Task description:
Check each line of the listing, and copy it if it contains the word "cette".

The data:
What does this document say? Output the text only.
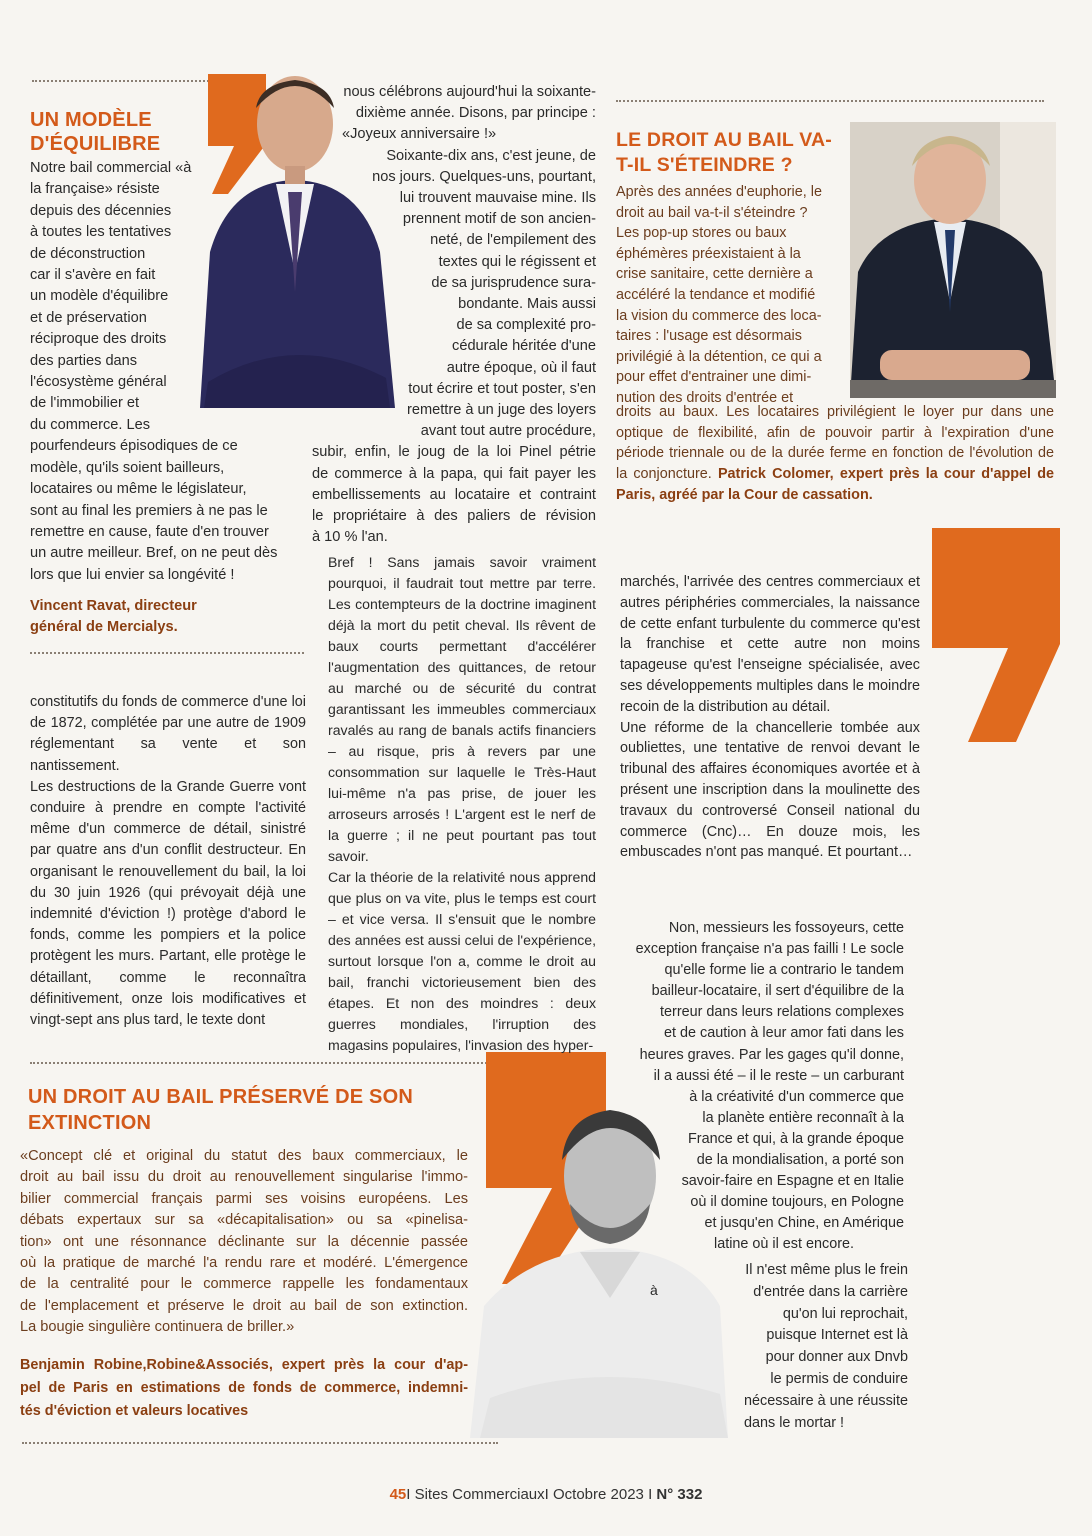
UN MODÈLE
D'ÉQUILIBRE
Notre bail commercial «à
la française» résiste
depuis des décennies
à toutes les tentatives
de déconstruction
car il s'avère en fait
un modèle d'équilibre
et de préservation
réciproque des droits
des parties dans
l'écosystème général
de l'immobilier et
du commerce. Les
pourfendeurs épisodiques de ce
modèle, qu'ils soient bailleurs,
locataires ou même le législateur,
sont au final les premiers à ne pas le
remettre en cause, faute d'en trouver
un autre meilleur. Bref, on ne peut dès
lors que lui envier sa longévité !
Vincent Ravat, directeur
général de Mercialys.
nous célébrons aujourd'hui la soixante-
dixième année. Disons, par principe :
«Joyeux anniversaire !»
Soixante-dix ans, c'est jeune, de
nos jours. Quelques-uns, pourtant,
lui trouvent mauvaise mine. Ils
prennent motif de son ancien-
neté, de l'empilement des
textes qui le régissent et
de sa jurisprudence sura-
bondante. Mais aussi
de sa complexité pro-
cédurale héritée d'une
autre époque, où il faut
tout écrire et tout poster, s'en
remettre à un juge des loyers
avant tout autre procédure,
subir, enfin, le joug de la loi Pinel pétrie
de commerce à la papa, qui fait payer les
embellissements au locataire et contraint
le propriétaire à des paliers de révision
à 10 % l'an.

Bref ! Sans jamais savoir vraiment pourquoi, il faudrait tout mettre par terre. Les contempteurs de la doctrine imaginent déjà la mort du petit cheval. Ils rêvent de baux courts permettant d'accélérer l'augmentation des quittances, de retour au marché ou de sécurité du contrat garantissant les immeubles commerciaux ravalés au rang de banals actifs financiers – au risque, pris à revers par une consommation sur laquelle le Très-Haut lui-même n'a pas prise, de jouer les arroseurs arrosés ! L'argent est le nerf de la guerre ; il ne peut pourtant pas tout savoir.

Car la théorie de la relativité nous apprend que plus on va vite, plus le temps est court – et vice versa. Il s'ensuit que le nombre des années est aussi celui de l'expérience, surtout lorsque l'on a, comme le droit au bail, franchi victorieusement bien des étapes. Et non des moindres : deux guerres mondiales, l'irruption des magasins populaires, l'invasion des hyper-

constitutifs du fonds de commerce d'une loi de 1872, complétée par une autre de 1909 réglementant sa vente et son nantissement.

Les destructions de la Grande Guerre vont conduire à prendre en compte l'activité même d'un commerce de détail, sinistré par quatre ans d'un conflit destructeur. En organisant le renouvellement du bail, la loi du 30 juin 1926 (qui prévoyait déjà une indemnité d'éviction !) protège d'abord le fonds, comme les pompiers et la police protègent les murs. Partant, elle protège le détaillant, comme le reconnaîtra définitivement, onze lois modificatives et vingt-sept ans plus tard, le texte dont

LE DROIT AU BAIL VA-
T-IL S'ÉTEINDRE ?
Après des années d'euphorie, le
droit au bail va-t-il s'éteindre ?
Les pop-up stores ou baux
éphémères préexistaient à la
crise sanitaire, cette dernière a
accéléré la tendance et modifié
la vision du commerce des loca-
taires : l'usage est désormais
privilégié à la détention, ce qui a
pour effet d'entrainer une dimi-
nution des droits d'entrée et
droits au baux. Les locataires privilégient le loyer pur dans une optique de flexibilité, afin de pouvoir partir à l'expiration d'une période triennale ou de la durée ferme en fonction de l'évolution de la conjoncture. Patrick Colomer, expert près la cour d'appel de Paris, agréé par la Cour de cassation.

marchés, l'arrivée des centres commerciaux et autres périphéries commerciales, la naissance de cette enfant turbulente du commerce qu'est la franchise et cette autre non moins tapageuse qu'est l'enseigne spécialisée, avec ses développements multiples dans le moindre recoin de la distribution au détail.

Une réforme de la chancellerie tombée aux oubliettes, une tentative de renvoi devant le tribunal des affaires économiques avortée et à présent une inscription dans la moulinette des travaux du controversé Conseil national du commerce (Cnc)… En douze mois, les embuscades n'ont pas manqué. Et pourtant…

Non, messieurs les fossoyeurs, cette
exception française n'a pas failli ! Le socle
qu'elle forme lie a contrario le tandem
bailleur-locataire, il sert d'équilibre de la
terreur dans leurs relations complexes
et de caution à leur amor fati dans les
heures graves. Par les gages qu'il donne,
il a aussi été – il le reste – un carburant
à la créativité d'un commerce que
la planète entière reconnaît à la
France et qui, à la grande époque
de la mondialisation, a porté son
savoir-faire en Espagne et en Italie
où il domine toujours, en Pologne
et jusqu'en Chine, en Amérique
latine où il est encore.
Il n'est même plus le frein
d'entrée dans la carrière
qu'on lui reprochait,
puisque Internet est là
pour donner aux Dnvb
le permis de conduire
nécessaire à une réussite
dans le mortar !
à
UN DROIT AU BAIL PRÉSERVÉ DE SON
EXTINCTION
«Concept clé et original du statut des baux commerciaux, le
droit au bail issu du droit au renouvellement singularise l'immo-
bilier commercial français parmi ses voisins européens. Les
débats expertaux sur sa «décapitalisation» ou sa «pinelisa-
tion» ont une résonnance déclinante sur la décennie passée
où la pratique de marché l'a rendu rare et modéré. L'émergence
de la centralité pour le commerce rappelle les fondamentaux
de l'emplacement et préserve le droit au bail de son extinction.
La bougie singulière continuera de briller.»
Benjamin Robine,Robine&Associés, expert près la cour d'ap-
pel de Paris en estimations de fonds de commerce, indemni-
tés d'éviction et valeurs locatives
45I Sites CommerciauxI Octobre 2023 I N° 332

Response to this exercise:
crise sanitaire, cette dernière a
marchés, l'arrivée des centres commerciaux et autres périphéries commerciales, la naissance de cette enfant turbulente du commerce qu'est la franchise et cette autre non moins tapageuse qu'est l'enseigne spécialisée, avec ses développements multiples dans le moindre recoin de la distribution au détail.
Non, messieurs les fossoyeurs, cette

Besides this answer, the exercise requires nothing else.